● **Task inputs**
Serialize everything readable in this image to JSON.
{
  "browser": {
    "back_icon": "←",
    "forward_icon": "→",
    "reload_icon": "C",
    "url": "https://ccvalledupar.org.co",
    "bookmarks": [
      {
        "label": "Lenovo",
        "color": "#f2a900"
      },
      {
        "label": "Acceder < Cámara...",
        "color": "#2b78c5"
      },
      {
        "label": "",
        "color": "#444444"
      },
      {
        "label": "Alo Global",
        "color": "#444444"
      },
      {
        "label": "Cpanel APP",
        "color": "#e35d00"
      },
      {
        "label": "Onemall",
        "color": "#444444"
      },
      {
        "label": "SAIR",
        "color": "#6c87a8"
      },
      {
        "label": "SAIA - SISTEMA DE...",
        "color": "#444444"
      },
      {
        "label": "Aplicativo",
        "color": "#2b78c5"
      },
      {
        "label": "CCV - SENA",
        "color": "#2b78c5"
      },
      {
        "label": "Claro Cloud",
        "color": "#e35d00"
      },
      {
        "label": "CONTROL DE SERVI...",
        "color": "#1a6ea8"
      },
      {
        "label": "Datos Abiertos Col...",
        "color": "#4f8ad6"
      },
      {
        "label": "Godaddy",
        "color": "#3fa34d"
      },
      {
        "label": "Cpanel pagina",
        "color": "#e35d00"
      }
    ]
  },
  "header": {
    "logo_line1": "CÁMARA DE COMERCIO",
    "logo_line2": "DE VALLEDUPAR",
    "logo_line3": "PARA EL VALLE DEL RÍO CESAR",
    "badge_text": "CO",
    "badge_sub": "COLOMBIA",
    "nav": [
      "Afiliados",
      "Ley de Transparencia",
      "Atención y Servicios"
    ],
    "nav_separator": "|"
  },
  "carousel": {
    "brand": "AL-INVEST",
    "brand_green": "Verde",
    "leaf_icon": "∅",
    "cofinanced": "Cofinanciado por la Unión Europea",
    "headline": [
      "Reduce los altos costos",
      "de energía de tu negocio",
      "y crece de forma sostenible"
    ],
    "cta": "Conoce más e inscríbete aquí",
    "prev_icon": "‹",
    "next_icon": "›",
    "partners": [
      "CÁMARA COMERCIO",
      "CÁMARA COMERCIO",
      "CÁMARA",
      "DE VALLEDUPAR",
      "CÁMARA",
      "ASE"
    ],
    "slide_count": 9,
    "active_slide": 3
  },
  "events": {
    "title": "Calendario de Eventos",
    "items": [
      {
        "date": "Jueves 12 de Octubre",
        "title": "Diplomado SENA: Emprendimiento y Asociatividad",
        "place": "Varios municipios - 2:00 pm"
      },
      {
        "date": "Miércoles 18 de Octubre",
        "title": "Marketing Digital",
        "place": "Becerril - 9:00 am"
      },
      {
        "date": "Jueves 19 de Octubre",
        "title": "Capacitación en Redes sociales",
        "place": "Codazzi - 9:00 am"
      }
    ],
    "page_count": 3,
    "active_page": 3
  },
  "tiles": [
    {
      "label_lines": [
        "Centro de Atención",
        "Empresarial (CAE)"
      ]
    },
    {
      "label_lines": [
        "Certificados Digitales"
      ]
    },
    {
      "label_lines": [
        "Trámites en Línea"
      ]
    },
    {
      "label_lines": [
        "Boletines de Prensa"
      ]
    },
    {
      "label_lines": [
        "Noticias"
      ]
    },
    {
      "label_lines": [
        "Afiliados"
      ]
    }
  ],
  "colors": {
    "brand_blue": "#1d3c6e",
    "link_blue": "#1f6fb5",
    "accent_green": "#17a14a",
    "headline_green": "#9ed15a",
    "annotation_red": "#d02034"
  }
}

● **Exercise aim**
Retype all of the material above with every character intact.

● **Expected answer**
Serialize everything readable in this image to JSON.
{
  "browser": {
    "back_icon": "←",
    "forward_icon": "→",
    "reload_icon": "C",
    "url": "https://ccvalledupar.org.co",
    "bookmarks": [
      {
        "label": "Lenovo",
        "color": "#f2a900"
      },
      {
        "label": "Acceder < Cámara...",
        "color": "#2b78c5"
      },
      {
        "label": "",
        "color": "#444444"
      },
      {
        "label": "Alo Global",
        "color": "#444444"
      },
      {
        "label": "Cpanel APP",
        "color": "#e35d00"
      },
      {
        "label": "Onemall",
        "color": "#444444"
      },
      {
        "label": "SAIR",
        "color": "#6c87a8"
      },
      {
        "label": "SAIA - SISTEMA DE...",
        "color": "#444444"
      },
      {
        "label": "Aplicativo",
        "color": "#2b78c5"
      },
      {
        "label": "CCV - SENA",
        "color": "#2b78c5"
      },
      {
        "label": "Claro Cloud",
        "color": "#e35d00"
      },
      {
        "label": "CONTROL DE SERVI...",
        "color": "#1a6ea8"
      },
      {
        "label": "Datos Abiertos Col...",
        "color": "#4f8ad6"
      },
      {
        "label": "Godaddy",
        "color": "#3fa34d"
      },
      {
        "label": "Cpanel pagina",
        "color": "#e35d00"
      }
    ]
  },
  "header": {
    "logo_line1": "CÁMARA DE COMERCIO",
    "logo_line2": "DE VALLEDUPAR",
    "logo_line3": "PARA EL VALLE DEL RÍO CESAR",
    "badge_text": "CO",
    "badge_sub": "COLOMBIA",
    "nav": [
      "Afiliados",
      "Ley de Transparencia",
      "Atención y Servicios"
    ],
    "nav_separator": "|"
  },
  "carousel": {
    "brand": "AL-INVEST",
    "brand_green": "Verde",
    "leaf_icon": "∅",
    "cofinanced": "Cofinanciado por la Unión Europea",
    "headline": [
      "Reduce los altos costos",
      "de energía de tu negocio",
      "y crece de forma sostenible"
    ],
    "cta": "Conoce más e inscríbete aquí",
    "prev_icon": "‹",
    "next_icon": "›",
    "partners": [
      "CÁMARA COMERCIO",
      "CÁMARA COMERCIO",
      "CÁMARA",
      "DE VALLEDUPAR",
      "CÁMARA",
      "ASE"
    ],
    "slide_count": 9,
    "active_slide": 3
  },
  "events": {
    "title": "Calendario de Eventos",
    "items": [
      {
        "date": "Jueves 12 de Octubre",
        "title": "Diplomado SENA: Emprendimiento y Asociatividad",
        "place": "Varios municipios - 2:00 pm"
      },
      {
        "date": "Miércoles 18 de Octubre",
        "title": "Marketing Digital",
        "place": "Becerril - 9:00 am"
      },
      {
        "date": "Jueves 19 de Octubre",
        "title": "Capacitación en Redes sociales",
        "place": "Codazzi - 9:00 am"
      }
    ],
    "page_count": 3,
    "active_page": 3
  },
  "tiles": [
    {
      "label_lines": [
        "Centro de Atención",
        "Empresarial (CAE)"
      ]
    },
    {
      "label_lines": [
        "Certificados Digitales"
      ]
    },
    {
      "label_lines": [
        "Trámites en Línea"
      ]
    },
    {
      "label_lines": [
        "Boletines de Prensa"
      ]
    },
    {
      "label_lines": [
        "Noticias"
      ]
    },
    {
      "label_lines": [
        "Afiliados"
      ]
    }
  ],
  "colors": {
    "brand_blue": "#1d3c6e",
    "link_blue": "#1f6fb5",
    "accent_green": "#17a14a",
    "headline_green": "#9ed15a",
    "annotation_red": "#d02034"
  }
}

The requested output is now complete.